Task to complete: Scan the material below for the string "spikes", and copy every line where it shows up.

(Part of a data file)

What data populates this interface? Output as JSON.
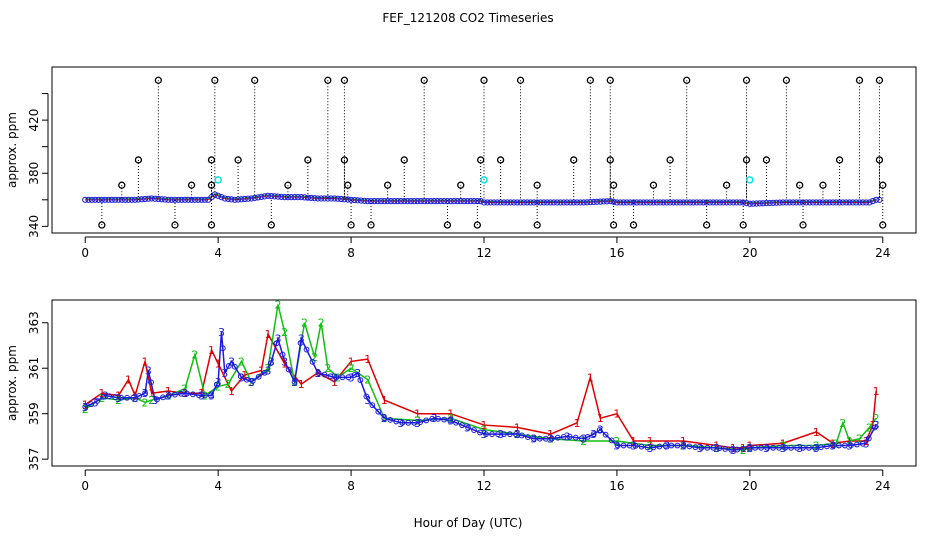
{
  "chart_data": {
    "title": "FEF_121208  CO2 Timeseries",
    "xlabel": "Hour of Day (UTC)",
    "type": "line",
    "panels": [
      {
        "name": "top",
        "ylabel": "approx. ppm",
        "xlim": [
          -1.0,
          25.0
        ],
        "ylim": [
          335,
          460
        ],
        "xticks": [
          "0",
          "4",
          "8",
          "12",
          "16",
          "20",
          "24"
        ],
        "yticks": [
          "340",
          "380",
          "420"
        ],
        "yticks_minor": [
          360,
          400,
          440
        ],
        "series": [
          {
            "name": "baseline",
            "color": "#1a1adc",
            "x": [
              0,
              0.5,
              1,
              1.5,
              2,
              2.5,
              3,
              3.5,
              3.7,
              3.9,
              4.2,
              4.5,
              5,
              5.5,
              6,
              6.5,
              7,
              7.5,
              8,
              8.5,
              9,
              10,
              11,
              11.9,
              12,
              13,
              14,
              15,
              15.8,
              16,
              17,
              18,
              19,
              19.8,
              20,
              21,
              22,
              23,
              23.6,
              23.8
            ],
            "y": [
              360,
              360,
              360,
              360,
              361,
              360,
              360,
              360,
              360,
              364,
              361,
              360,
              361,
              363,
              362,
              362,
              361,
              361,
              360,
              359,
              359,
              359,
              359,
              359,
              358,
              358,
              358,
              358,
              359,
              358,
              358,
              358,
              358,
              358,
              357,
              358,
              358,
              358,
              358,
              360
            ]
          },
          {
            "name": "high-spikes",
            "color": "#000000",
            "x": [
              2.2,
              3.9,
              5.1,
              7.3,
              7.8,
              10.2,
              12.0,
              13.1,
              15.2,
              15.8,
              18.1,
              19.9,
              21.1,
              23.3,
              23.9
            ],
            "y": [
              450,
              450,
              450,
              450,
              450,
              450,
              450,
              450,
              450,
              450,
              450,
              450,
              450,
              450,
              450
            ]
          },
          {
            "name": "mid-spikes",
            "color": "#000000",
            "x": [
              1.6,
              3.8,
              4.6,
              6.7,
              7.8,
              9.6,
              11.9,
              12.5,
              14.7,
              15.8,
              17.6,
              19.9,
              20.5,
              22.7,
              23.9
            ],
            "y": [
              390,
              390,
              390,
              390,
              390,
              390,
              390,
              390,
              390,
              390,
              390,
              390,
              390,
              390,
              390
            ]
          },
          {
            "name": "low-spikes",
            "color": "#000000",
            "x": [
              1.1,
              3.2,
              3.8,
              6.1,
              7.9,
              9.1,
              11.3,
              13.6,
              15.9,
              17.1,
              19.3,
              21.5,
              22.2,
              24.0
            ],
            "y": [
              371,
              371,
              371,
              371,
              371,
              371,
              371,
              371,
              371,
              371,
              371,
              371,
              371,
              371
            ]
          },
          {
            "name": "dips",
            "color": "#000000",
            "x": [
              0.5,
              2.7,
              3.8,
              5.6,
              8.0,
              8.6,
              10.9,
              11.8,
              13.6,
              15.9,
              16.5,
              18.7,
              19.8,
              21.6,
              24.0
            ],
            "y": [
              341,
              341,
              341,
              341,
              341,
              341,
              341,
              341,
              341,
              341,
              341,
              341,
              341,
              341,
              341
            ]
          },
          {
            "name": "flagged",
            "color": "#00e5e5",
            "x": [
              4.0,
              12.0,
              20.0
            ],
            "y": [
              375,
              375,
              375
            ]
          }
        ]
      },
      {
        "name": "bottom",
        "ylabel": "approx. ppm",
        "xlim": [
          -1.0,
          25.0
        ],
        "ylim": [
          356.7,
          364.0
        ],
        "xticks": [
          "0",
          "4",
          "8",
          "12",
          "16",
          "20",
          "24"
        ],
        "yticks": [
          "357",
          "359",
          "361",
          "363"
        ],
        "series": [
          {
            "name": "1",
            "label": "1",
            "color": "#e00000",
            "x": [
              0,
              0.5,
              1.0,
              1.3,
              1.5,
              1.8,
              2.0,
              2.5,
              3.0,
              3.5,
              3.8,
              4.0,
              4.4,
              4.8,
              5.3,
              5.5,
              6.0,
              6.5,
              7.0,
              7.5,
              8.0,
              8.5,
              9.0,
              10.0,
              11.0,
              12.0,
              13.0,
              14.0,
              14.8,
              15.2,
              15.5,
              16.0,
              16.5,
              17.0,
              18.0,
              19.0,
              19.5,
              19.8,
              20.0,
              21.0,
              22.0,
              22.5,
              23.0,
              23.5,
              23.7,
              23.8
            ],
            "y": [
              359.4,
              359.9,
              359.8,
              360.5,
              359.8,
              361.3,
              359.9,
              360.0,
              359.9,
              359.9,
              361.8,
              361.2,
              360.0,
              360.7,
              360.9,
              362.5,
              361.2,
              360.3,
              360.8,
              360.4,
              361.3,
              361.4,
              359.6,
              359.0,
              359.0,
              358.5,
              358.4,
              358.1,
              358.6,
              360.6,
              358.8,
              359.0,
              357.8,
              357.8,
              357.8,
              357.6,
              357.5,
              357.5,
              357.6,
              357.7,
              358.2,
              357.7,
              357.8,
              357.8,
              358.5,
              360.0
            ]
          },
          {
            "name": "2",
            "label": "2",
            "color": "#10c010",
            "x": [
              0,
              0.5,
              1.0,
              1.5,
              1.8,
              2.0,
              2.5,
              3.0,
              3.3,
              3.6,
              4.0,
              4.3,
              4.7,
              5.0,
              5.5,
              5.8,
              6.0,
              6.3,
              6.6,
              6.9,
              7.1,
              7.3,
              7.6,
              8.0,
              8.5,
              9.0,
              10.0,
              11.0,
              12.0,
              13.0,
              14.0,
              15.0,
              16.0,
              17.0,
              18.0,
              19.0,
              19.8,
              20.0,
              21.0,
              22.0,
              22.6,
              22.8,
              23.0,
              23.3,
              23.6,
              23.8
            ],
            "y": [
              359.2,
              359.7,
              359.6,
              359.7,
              359.5,
              359.6,
              359.8,
              360.1,
              361.6,
              359.8,
              360.2,
              360.3,
              361.3,
              360.4,
              361.0,
              363.8,
              362.6,
              360.4,
              363.0,
              361.5,
              363.0,
              361.0,
              360.6,
              361.0,
              360.5,
              358.8,
              358.7,
              358.8,
              358.3,
              358.1,
              357.9,
              357.8,
              357.8,
              357.6,
              357.6,
              357.5,
              357.4,
              357.5,
              357.6,
              357.6,
              357.7,
              358.6,
              357.8,
              357.9,
              358.4,
              358.8
            ]
          },
          {
            "name": "3",
            "label": "3",
            "color": "#1a1adc",
            "x": [
              0,
              0.3,
              0.6,
              1.0,
              1.5,
              1.8,
              1.9,
              2.1,
              2.5,
              3.0,
              3.5,
              3.8,
              4.0,
              4.1,
              4.2,
              4.4,
              4.7,
              5.0,
              5.5,
              5.6,
              5.8,
              6.0,
              6.3,
              6.5,
              7.0,
              7.5,
              8.0,
              8.2,
              8.5,
              9.0,
              9.5,
              10.0,
              10.5,
              11.0,
              11.5,
              12.0,
              12.5,
              13.0,
              13.5,
              14.0,
              14.5,
              15.0,
              15.3,
              15.5,
              16.0,
              16.5,
              17.0,
              17.5,
              18.0,
              18.5,
              19.0,
              19.5,
              20.0,
              20.5,
              21.0,
              21.5,
              22.0,
              22.5,
              23.0,
              23.5,
              23.8
            ],
            "y": [
              359.3,
              359.5,
              359.8,
              359.7,
              359.7,
              359.9,
              360.9,
              359.6,
              359.8,
              359.9,
              359.8,
              359.8,
              360.4,
              362.6,
              360.8,
              361.3,
              360.6,
              360.4,
              360.9,
              361.3,
              362.3,
              361.3,
              360.4,
              362.3,
              360.8,
              360.6,
              360.6,
              360.8,
              359.6,
              358.8,
              358.6,
              358.6,
              358.8,
              358.7,
              358.4,
              358.1,
              358.1,
              358.1,
              357.9,
              357.9,
              358.0,
              357.9,
              358.1,
              358.3,
              357.6,
              357.6,
              357.5,
              357.6,
              357.6,
              357.5,
              357.5,
              357.4,
              357.5,
              357.5,
              357.5,
              357.5,
              357.5,
              357.6,
              357.6,
              357.7,
              358.5
            ]
          }
        ]
      }
    ]
  }
}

Finished task:
            "name": "high-spikes",
            "name": "mid-spikes",
            "name": "low-spikes",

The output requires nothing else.